### Exercise requirements
Skip the pictures. Copy all the rest of the records down exactly.

### Provided data
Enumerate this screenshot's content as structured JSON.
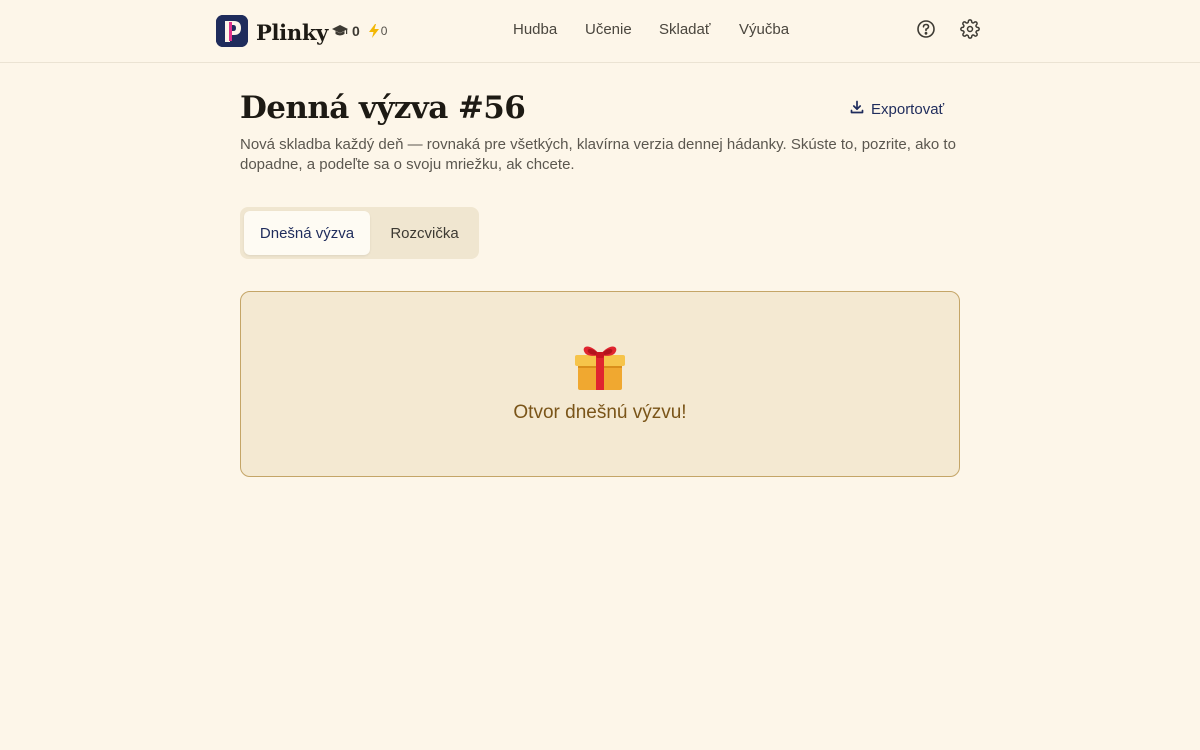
{
  "brand": {
    "name": "Plinky",
    "logo_letter": "P",
    "logo_color": "#1f2c5c",
    "logo_accent": "#e0338c"
  },
  "stats": {
    "learned_icon": "graduation-cap-icon",
    "learned": "0",
    "streak_icon": "lightning-icon",
    "streak": "0"
  },
  "nav": {
    "items": [
      "Hudba",
      "Učenie",
      "Skladať",
      "Výučba"
    ]
  },
  "header_icons": [
    "help-circle-icon",
    "gear-icon"
  ],
  "page": {
    "title": "Denná výzva #56",
    "export_icon": "download-icon",
    "export_label": "Exportovať",
    "subtitle": "Nová skladba každý deň — rovnaká pre všetkých, klavírna verzia dennej hádanky. Skúste to, pozrite, ako to dopadne, a podeľte sa o svoju mriežku, ak chcete."
  },
  "tabs": [
    {
      "label": "Dnešná výzva",
      "active": true
    },
    {
      "label": "Rozcvička",
      "active": false
    }
  ],
  "challenge_card": {
    "icon": "gift-icon",
    "label": "Otvor dnešnú výzvu!"
  },
  "colors": {
    "background": "#fdf6e9",
    "accent": "#1f2c5c",
    "card_bg": "#f4e9d2",
    "card_border": "#c4a567",
    "card_text": "#7a5519"
  }
}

### Expected output
Enumerate this screenshot's content as structured JSON.
{
  "brand": {
    "name": "Plinky",
    "logo_letter": "P",
    "logo_color": "#1f2c5c",
    "logo_accent": "#e0338c"
  },
  "stats": {
    "learned_icon": "graduation-cap-icon",
    "learned": "0",
    "streak_icon": "lightning-icon",
    "streak": "0"
  },
  "nav": {
    "items": [
      "Hudba",
      "Učenie",
      "Skladať",
      "Výučba"
    ]
  },
  "header_icons": [
    "help-circle-icon",
    "gear-icon"
  ],
  "page": {
    "title": "Denná výzva #56",
    "export_icon": "download-icon",
    "export_label": "Exportovať",
    "subtitle": "Nová skladba každý deň — rovnaká pre všetkých, klavírna verzia dennej hádanky. Skúste to, pozrite, ako to dopadne, a podeľte sa o svoju mriežku, ak chcete."
  },
  "tabs": [
    {
      "label": "Dnešná výzva",
      "active": true
    },
    {
      "label": "Rozcvička",
      "active": false
    }
  ],
  "challenge_card": {
    "icon": "gift-icon",
    "label": "Otvor dnešnú výzvu!"
  },
  "colors": {
    "background": "#fdf6e9",
    "accent": "#1f2c5c",
    "card_bg": "#f4e9d2",
    "card_border": "#c4a567",
    "card_text": "#7a5519"
  }
}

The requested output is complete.